**Dataset records:**
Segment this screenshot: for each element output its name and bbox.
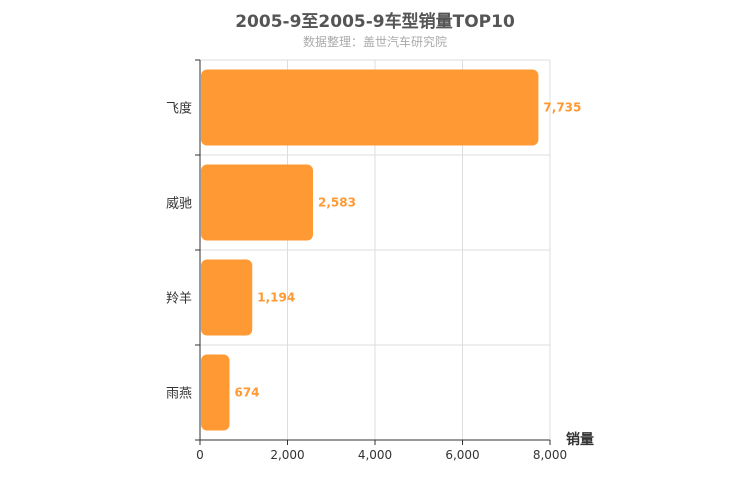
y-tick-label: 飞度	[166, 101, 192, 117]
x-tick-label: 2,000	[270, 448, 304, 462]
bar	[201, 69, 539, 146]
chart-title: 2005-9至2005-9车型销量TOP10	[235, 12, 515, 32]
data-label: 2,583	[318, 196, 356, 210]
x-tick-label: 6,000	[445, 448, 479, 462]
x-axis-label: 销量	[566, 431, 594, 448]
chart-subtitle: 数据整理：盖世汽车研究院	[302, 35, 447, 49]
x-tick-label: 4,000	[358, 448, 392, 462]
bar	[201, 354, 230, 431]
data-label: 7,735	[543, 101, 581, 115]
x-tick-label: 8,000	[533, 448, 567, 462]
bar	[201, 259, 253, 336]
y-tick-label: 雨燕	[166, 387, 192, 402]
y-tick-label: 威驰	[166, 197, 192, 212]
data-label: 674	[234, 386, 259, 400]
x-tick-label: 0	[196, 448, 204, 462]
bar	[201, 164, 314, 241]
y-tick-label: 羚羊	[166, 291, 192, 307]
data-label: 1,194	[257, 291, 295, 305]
...
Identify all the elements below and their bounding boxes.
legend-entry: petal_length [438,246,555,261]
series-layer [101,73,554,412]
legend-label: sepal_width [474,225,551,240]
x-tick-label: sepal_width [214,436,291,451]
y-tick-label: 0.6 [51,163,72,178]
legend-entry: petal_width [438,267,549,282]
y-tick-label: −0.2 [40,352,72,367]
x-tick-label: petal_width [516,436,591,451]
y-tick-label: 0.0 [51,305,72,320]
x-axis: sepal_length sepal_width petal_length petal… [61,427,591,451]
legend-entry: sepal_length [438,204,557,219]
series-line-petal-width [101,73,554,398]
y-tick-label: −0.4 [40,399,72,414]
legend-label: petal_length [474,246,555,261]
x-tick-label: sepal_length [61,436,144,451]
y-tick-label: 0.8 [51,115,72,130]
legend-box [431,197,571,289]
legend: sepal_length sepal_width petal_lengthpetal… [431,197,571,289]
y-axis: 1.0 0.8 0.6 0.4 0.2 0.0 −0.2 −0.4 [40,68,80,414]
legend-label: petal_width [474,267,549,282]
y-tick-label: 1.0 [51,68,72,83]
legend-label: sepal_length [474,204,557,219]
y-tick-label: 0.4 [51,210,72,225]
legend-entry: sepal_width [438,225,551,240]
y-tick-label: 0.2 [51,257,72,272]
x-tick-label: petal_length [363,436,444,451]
...
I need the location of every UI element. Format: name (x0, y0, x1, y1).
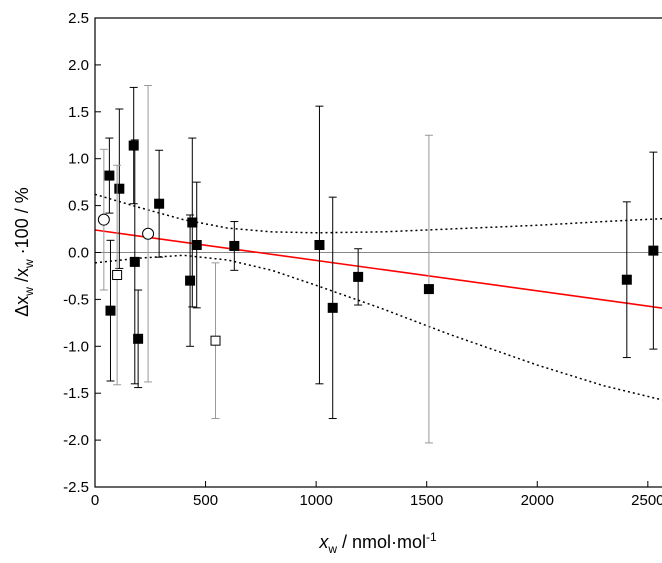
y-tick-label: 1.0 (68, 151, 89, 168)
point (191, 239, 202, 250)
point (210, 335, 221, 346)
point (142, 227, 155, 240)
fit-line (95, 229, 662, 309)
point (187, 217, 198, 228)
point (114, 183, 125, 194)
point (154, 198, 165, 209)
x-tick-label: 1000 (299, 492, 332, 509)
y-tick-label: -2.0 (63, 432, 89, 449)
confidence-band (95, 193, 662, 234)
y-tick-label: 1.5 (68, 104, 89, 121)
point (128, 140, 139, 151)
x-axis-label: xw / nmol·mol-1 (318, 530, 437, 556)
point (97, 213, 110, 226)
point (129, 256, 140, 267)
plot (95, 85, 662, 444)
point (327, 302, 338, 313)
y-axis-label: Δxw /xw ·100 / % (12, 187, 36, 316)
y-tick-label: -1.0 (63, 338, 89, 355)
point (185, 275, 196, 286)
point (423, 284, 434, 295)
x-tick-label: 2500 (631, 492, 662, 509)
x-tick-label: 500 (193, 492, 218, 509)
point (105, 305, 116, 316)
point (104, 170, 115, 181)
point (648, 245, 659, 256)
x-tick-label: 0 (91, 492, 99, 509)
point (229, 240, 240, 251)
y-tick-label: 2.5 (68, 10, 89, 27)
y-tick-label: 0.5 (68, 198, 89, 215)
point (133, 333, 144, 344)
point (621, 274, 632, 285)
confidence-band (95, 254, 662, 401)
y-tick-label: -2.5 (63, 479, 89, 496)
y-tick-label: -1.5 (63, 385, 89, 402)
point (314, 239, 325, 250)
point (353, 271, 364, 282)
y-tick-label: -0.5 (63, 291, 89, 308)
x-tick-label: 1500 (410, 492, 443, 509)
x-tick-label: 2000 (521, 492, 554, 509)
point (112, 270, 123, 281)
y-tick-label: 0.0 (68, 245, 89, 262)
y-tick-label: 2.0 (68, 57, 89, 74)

**INSTRUCTIONS FOR THE TASK:** Could you copy the data above word for word, from the line with "Identify all the" to the line with "y-tick-label: 0.6 [51,163,72,178]", including both of those lines?

**ANSWER TO THE PROBLEM:**
Identify all the elements below and their bounding boxes.
legend-entry: petal_length [438,246,555,261]
series-layer [101,73,554,412]
legend-label: sepal_width [474,225,551,240]
x-tick-label: sepal_width [214,436,291,451]
y-tick-label: 0.6 [51,163,72,178]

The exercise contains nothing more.